李中清的办公室里挂着两个镜框。一个镜框里是父亲李政道写给他的一组数学公式,一个镜框里是老师谢国桢写给他的一幅字。“我把这两样东西挂在这,是提醒自己,我的能力有限,不要太傲气,别人早把珍珠放在我的面前,但我没看懂。”

这组数学公式是李政道在二十世纪70年代中期教给李中清的。“我当时只是背下来,没能真正理解。”社会科学领域是到了70年代末,才将这样的公式用于研究。“我要是早知道,会变得很厉害。”他笑了起来。

李中清如今是香港科技大学人文社会科学院院长,历史学界中“加州学派”的代表人物。他的研究组所做的历史研究,涉及大量的计量分析,墙上的这组公式,被其团队反复运用。“我从小就想摆脱父亲的影响,后来发现根本不能。”

为了摆脱父亲的影响,上中学时,他就已经确定自己以后要做社会科学的研究。SAT考了满分的他进入了耶鲁大学,学习历史和考古学。在耶鲁,张光直是他的考古学老师。当时,外国人不能去中国参加田野考古。“他(张光直)对我说,如果在这样的情况下,他会选择古代史,不会选择考古。”听了老师的话,他开始专注于古代史。

李中清的研究组最新出版的一本书叫《无声的革命》,研究的是1949年之后北京大学和苏州大学的学生来源状况。他对高考感兴趣,希望了解这项制度到底对中国起到什么样的影响。在加州理工学院工作时,参加过学校的招生工作,这也是激发他兴趣的一个点。

对中国高考的关注,还来自于他的老师何炳棣对科举制度的研究。何炳棣在1962年出版的著作《中华帝国晋升的阶梯》里指出,明清中举者中大约有40%出身寒门,社会精英的来源多样化,阶层流动性很强。李中清由科举想到了高考。

§ 提供信息:
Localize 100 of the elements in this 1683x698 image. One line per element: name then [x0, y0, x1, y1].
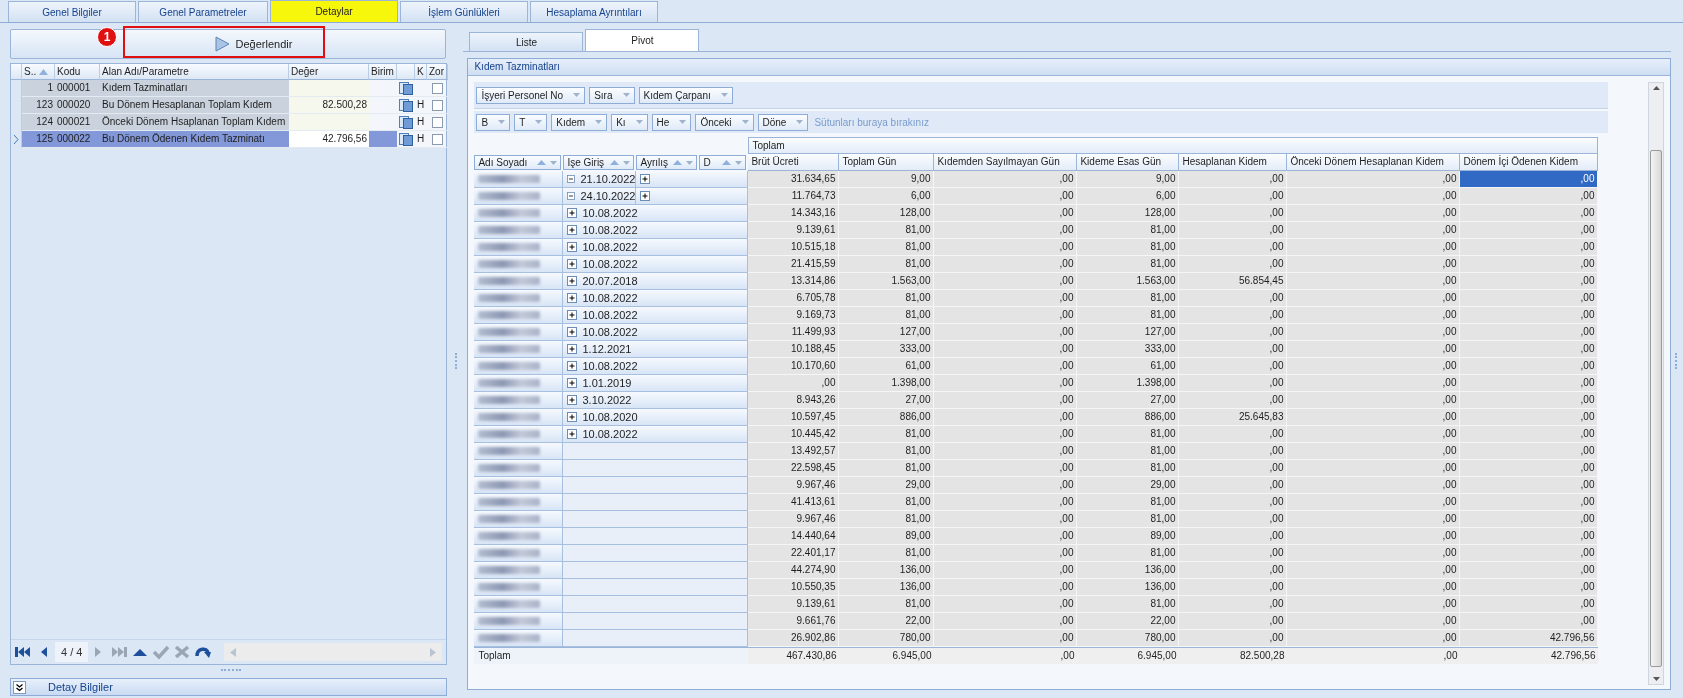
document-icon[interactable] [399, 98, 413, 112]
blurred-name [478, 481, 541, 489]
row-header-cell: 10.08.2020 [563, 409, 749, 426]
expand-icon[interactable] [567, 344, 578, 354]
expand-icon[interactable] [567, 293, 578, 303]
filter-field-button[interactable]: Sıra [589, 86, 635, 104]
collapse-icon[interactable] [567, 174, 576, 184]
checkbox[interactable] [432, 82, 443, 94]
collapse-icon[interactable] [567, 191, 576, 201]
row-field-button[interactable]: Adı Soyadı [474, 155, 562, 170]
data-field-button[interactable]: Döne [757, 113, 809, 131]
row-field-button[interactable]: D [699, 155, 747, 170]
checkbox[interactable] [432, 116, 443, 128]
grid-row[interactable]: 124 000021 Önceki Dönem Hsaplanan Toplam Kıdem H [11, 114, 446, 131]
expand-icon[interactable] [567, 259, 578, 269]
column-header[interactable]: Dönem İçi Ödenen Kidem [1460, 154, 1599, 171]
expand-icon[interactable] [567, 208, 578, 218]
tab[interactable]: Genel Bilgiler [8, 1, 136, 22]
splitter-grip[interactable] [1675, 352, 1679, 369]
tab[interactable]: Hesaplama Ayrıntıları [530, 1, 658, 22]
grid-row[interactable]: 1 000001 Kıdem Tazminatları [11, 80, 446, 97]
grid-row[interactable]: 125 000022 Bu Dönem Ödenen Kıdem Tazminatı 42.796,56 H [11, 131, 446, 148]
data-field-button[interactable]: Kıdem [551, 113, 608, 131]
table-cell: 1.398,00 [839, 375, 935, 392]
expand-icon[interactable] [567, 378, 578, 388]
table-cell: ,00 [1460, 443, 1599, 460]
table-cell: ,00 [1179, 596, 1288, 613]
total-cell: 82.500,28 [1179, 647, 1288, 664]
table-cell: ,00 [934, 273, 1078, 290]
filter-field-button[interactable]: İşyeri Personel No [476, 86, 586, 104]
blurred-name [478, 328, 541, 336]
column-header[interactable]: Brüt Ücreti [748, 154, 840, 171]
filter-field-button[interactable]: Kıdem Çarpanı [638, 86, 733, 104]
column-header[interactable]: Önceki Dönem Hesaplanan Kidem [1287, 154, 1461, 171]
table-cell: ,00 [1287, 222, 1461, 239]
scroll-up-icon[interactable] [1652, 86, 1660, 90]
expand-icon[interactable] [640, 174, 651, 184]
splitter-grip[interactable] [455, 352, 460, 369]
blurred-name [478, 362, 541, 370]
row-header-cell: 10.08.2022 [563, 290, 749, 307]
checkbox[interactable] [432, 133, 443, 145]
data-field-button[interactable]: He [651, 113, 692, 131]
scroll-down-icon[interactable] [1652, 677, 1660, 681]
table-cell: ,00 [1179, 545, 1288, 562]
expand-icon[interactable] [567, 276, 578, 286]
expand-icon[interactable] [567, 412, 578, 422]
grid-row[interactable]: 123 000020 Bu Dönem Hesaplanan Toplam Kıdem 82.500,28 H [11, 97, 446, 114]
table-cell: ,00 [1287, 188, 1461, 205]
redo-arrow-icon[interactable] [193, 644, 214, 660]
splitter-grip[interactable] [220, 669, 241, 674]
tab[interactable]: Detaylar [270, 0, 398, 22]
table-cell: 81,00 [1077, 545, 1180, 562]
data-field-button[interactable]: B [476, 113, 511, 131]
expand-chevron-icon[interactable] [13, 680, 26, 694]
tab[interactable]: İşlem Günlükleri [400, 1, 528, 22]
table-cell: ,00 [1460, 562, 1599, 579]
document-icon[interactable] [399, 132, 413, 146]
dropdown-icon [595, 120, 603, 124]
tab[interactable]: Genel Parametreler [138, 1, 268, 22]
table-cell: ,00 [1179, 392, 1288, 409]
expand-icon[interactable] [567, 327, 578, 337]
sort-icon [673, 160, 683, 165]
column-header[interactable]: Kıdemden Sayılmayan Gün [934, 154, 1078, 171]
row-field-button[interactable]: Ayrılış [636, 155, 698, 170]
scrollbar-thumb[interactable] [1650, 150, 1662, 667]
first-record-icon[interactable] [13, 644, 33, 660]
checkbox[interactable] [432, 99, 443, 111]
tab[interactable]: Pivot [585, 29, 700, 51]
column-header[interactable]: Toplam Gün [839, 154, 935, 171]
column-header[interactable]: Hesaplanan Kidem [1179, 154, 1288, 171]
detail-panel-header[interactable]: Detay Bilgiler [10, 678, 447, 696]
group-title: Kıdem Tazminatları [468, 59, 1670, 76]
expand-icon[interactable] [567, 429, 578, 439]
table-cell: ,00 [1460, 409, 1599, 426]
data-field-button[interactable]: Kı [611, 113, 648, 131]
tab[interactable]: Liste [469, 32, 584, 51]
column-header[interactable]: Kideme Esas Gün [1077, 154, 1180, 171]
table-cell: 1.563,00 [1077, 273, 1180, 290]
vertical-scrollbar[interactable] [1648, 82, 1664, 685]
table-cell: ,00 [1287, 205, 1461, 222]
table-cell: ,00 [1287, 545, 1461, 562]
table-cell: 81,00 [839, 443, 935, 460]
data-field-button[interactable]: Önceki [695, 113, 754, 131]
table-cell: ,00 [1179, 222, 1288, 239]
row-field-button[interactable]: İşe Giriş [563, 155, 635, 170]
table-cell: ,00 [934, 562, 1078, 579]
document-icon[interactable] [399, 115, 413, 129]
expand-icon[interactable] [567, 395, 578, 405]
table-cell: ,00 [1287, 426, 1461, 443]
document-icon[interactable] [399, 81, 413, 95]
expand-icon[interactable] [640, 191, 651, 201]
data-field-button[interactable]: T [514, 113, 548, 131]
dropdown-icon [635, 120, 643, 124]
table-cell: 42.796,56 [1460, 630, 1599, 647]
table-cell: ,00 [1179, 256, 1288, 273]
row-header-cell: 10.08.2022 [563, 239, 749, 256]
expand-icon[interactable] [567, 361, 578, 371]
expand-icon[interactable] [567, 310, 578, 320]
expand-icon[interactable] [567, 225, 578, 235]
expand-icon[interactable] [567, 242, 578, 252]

§ 任务:
从正文末句之后接着续写这篇讲李中清的文章。

§ 练习作答:
从耶鲁大学获得学士学位后,进入芝加哥大学。导师何炳棣让他写汉武帝传,他试了一下,发现自己完全驾驭不了。“我当时跟他(何炳棣)说,我还这么年轻,怎么能写一个这么复杂的人物呢?”何炳棣于是让他写中国的边疆史。最开始是各个方位的边疆史。这太大了。李中清最后跟老师商量,聚焦在了西南社会经济史。准备这本书的写作用了10年时间,找遍了世界上包括美国、欧洲、亚洲的中国西南地方史料。其中,他在东京一家私人图书馆里查到了崇祯时期《贵州通志》的孤本。他又用了15年来写作。所以,最后《中国西南社会经济史》的成书,用了25年的时间。“我习惯将书稿留一段时间,成熟之后才寄到出版社,写书太快,比较容易出错。”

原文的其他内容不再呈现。